= Stated goal =
Take the material below and write it all out again exactly.

= Recorded data =
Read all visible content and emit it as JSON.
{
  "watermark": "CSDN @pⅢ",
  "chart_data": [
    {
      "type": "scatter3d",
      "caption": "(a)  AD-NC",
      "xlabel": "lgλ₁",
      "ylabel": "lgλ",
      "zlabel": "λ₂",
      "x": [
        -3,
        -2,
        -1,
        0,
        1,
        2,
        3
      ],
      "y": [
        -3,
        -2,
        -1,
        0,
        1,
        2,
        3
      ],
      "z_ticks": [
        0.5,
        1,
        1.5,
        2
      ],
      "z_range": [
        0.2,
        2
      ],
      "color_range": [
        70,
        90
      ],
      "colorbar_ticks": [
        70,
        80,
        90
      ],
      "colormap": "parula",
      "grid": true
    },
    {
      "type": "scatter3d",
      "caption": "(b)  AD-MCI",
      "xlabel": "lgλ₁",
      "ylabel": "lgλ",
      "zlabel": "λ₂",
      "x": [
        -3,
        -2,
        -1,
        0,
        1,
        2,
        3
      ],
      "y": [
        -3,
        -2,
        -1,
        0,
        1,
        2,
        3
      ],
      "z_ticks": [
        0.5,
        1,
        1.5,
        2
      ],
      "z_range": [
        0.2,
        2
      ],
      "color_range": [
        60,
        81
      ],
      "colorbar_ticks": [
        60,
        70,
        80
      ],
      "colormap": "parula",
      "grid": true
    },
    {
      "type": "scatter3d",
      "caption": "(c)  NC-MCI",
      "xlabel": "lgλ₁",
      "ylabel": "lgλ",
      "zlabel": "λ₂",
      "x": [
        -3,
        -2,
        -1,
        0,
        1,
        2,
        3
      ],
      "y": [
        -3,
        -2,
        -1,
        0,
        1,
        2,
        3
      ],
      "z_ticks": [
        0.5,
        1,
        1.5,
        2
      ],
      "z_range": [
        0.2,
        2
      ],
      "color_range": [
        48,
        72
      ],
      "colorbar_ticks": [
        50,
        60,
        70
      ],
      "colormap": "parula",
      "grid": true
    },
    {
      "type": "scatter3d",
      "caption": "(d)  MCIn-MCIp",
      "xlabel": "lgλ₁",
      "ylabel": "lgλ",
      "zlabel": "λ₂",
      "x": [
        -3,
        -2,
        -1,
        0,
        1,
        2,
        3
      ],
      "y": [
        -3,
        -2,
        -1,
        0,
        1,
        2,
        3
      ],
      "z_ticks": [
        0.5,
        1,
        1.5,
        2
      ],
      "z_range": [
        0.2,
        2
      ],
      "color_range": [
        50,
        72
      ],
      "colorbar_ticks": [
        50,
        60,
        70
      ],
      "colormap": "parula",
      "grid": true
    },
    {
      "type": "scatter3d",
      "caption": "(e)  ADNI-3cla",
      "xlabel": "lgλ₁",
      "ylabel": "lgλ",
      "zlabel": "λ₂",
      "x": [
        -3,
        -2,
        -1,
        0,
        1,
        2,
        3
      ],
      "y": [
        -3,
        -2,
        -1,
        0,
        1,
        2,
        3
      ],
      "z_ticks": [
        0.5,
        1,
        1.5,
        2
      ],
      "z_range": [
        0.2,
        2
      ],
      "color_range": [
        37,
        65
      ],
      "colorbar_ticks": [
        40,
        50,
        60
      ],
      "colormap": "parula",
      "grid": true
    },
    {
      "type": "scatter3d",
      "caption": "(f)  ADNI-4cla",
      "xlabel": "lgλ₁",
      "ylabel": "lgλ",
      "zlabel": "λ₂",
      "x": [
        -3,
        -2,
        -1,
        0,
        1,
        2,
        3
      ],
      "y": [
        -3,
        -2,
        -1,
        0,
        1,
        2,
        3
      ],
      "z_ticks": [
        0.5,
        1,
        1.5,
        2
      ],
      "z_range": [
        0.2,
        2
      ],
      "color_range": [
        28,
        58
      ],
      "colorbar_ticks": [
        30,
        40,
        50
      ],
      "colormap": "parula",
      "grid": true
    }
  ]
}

= Complete output =
Read all visible content and emit it as JSON.
{
  "watermark": "CSDN @pⅢ",
  "chart_data": [
    {
      "type": "scatter3d",
      "caption": "(a)  AD-NC",
      "xlabel": "lgλ₁",
      "ylabel": "lgλ",
      "zlabel": "λ₂",
      "x": [
        -3,
        -2,
        -1,
        0,
        1,
        2,
        3
      ],
      "y": [
        -3,
        -2,
        -1,
        0,
        1,
        2,
        3
      ],
      "z_ticks": [
        0.5,
        1,
        1.5,
        2
      ],
      "z_range": [
        0.2,
        2
      ],
      "color_range": [
        70,
        90
      ],
      "colorbar_ticks": [
        70,
        80,
        90
      ],
      "colormap": "parula",
      "grid": true
    },
    {
      "type": "scatter3d",
      "caption": "(b)  AD-MCI",
      "xlabel": "lgλ₁",
      "ylabel": "lgλ",
      "zlabel": "λ₂",
      "x": [
        -3,
        -2,
        -1,
        0,
        1,
        2,
        3
      ],
      "y": [
        -3,
        -2,
        -1,
        0,
        1,
        2,
        3
      ],
      "z_ticks": [
        0.5,
        1,
        1.5,
        2
      ],
      "z_range": [
        0.2,
        2
      ],
      "color_range": [
        60,
        81
      ],
      "colorbar_ticks": [
        60,
        70,
        80
      ],
      "colormap": "parula",
      "grid": true
    },
    {
      "type": "scatter3d",
      "caption": "(c)  NC-MCI",
      "xlabel": "lgλ₁",
      "ylabel": "lgλ",
      "zlabel": "λ₂",
      "x": [
        -3,
        -2,
        -1,
        0,
        1,
        2,
        3
      ],
      "y": [
        -3,
        -2,
        -1,
        0,
        1,
        2,
        3
      ],
      "z_ticks": [
        0.5,
        1,
        1.5,
        2
      ],
      "z_range": [
        0.2,
        2
      ],
      "color_range": [
        48,
        72
      ],
      "colorbar_ticks": [
        50,
        60,
        70
      ],
      "colormap": "parula",
      "grid": true
    },
    {
      "type": "scatter3d",
      "caption": "(d)  MCIn-MCIp",
      "xlabel": "lgλ₁",
      "ylabel": "lgλ",
      "zlabel": "λ₂",
      "x": [
        -3,
        -2,
        -1,
        0,
        1,
        2,
        3
      ],
      "y": [
        -3,
        -2,
        -1,
        0,
        1,
        2,
        3
      ],
      "z_ticks": [
        0.5,
        1,
        1.5,
        2
      ],
      "z_range": [
        0.2,
        2
      ],
      "color_range": [
        50,
        72
      ],
      "colorbar_ticks": [
        50,
        60,
        70
      ],
      "colormap": "parula",
      "grid": true
    },
    {
      "type": "scatter3d",
      "caption": "(e)  ADNI-3cla",
      "xlabel": "lgλ₁",
      "ylabel": "lgλ",
      "zlabel": "λ₂",
      "x": [
        -3,
        -2,
        -1,
        0,
        1,
        2,
        3
      ],
      "y": [
        -3,
        -2,
        -1,
        0,
        1,
        2,
        3
      ],
      "z_ticks": [
        0.5,
        1,
        1.5,
        2
      ],
      "z_range": [
        0.2,
        2
      ],
      "color_range": [
        37,
        65
      ],
      "colorbar_ticks": [
        40,
        50,
        60
      ],
      "colormap": "parula",
      "grid": true
    },
    {
      "type": "scatter3d",
      "caption": "(f)  ADNI-4cla",
      "xlabel": "lgλ₁",
      "ylabel": "lgλ",
      "zlabel": "λ₂",
      "x": [
        -3,
        -2,
        -1,
        0,
        1,
        2,
        3
      ],
      "y": [
        -3,
        -2,
        -1,
        0,
        1,
        2,
        3
      ],
      "z_ticks": [
        0.5,
        1,
        1.5,
        2
      ],
      "z_range": [
        0.2,
        2
      ],
      "color_range": [
        28,
        58
      ],
      "colorbar_ticks": [
        30,
        40,
        50
      ],
      "colormap": "parula",
      "grid": true
    }
  ]
}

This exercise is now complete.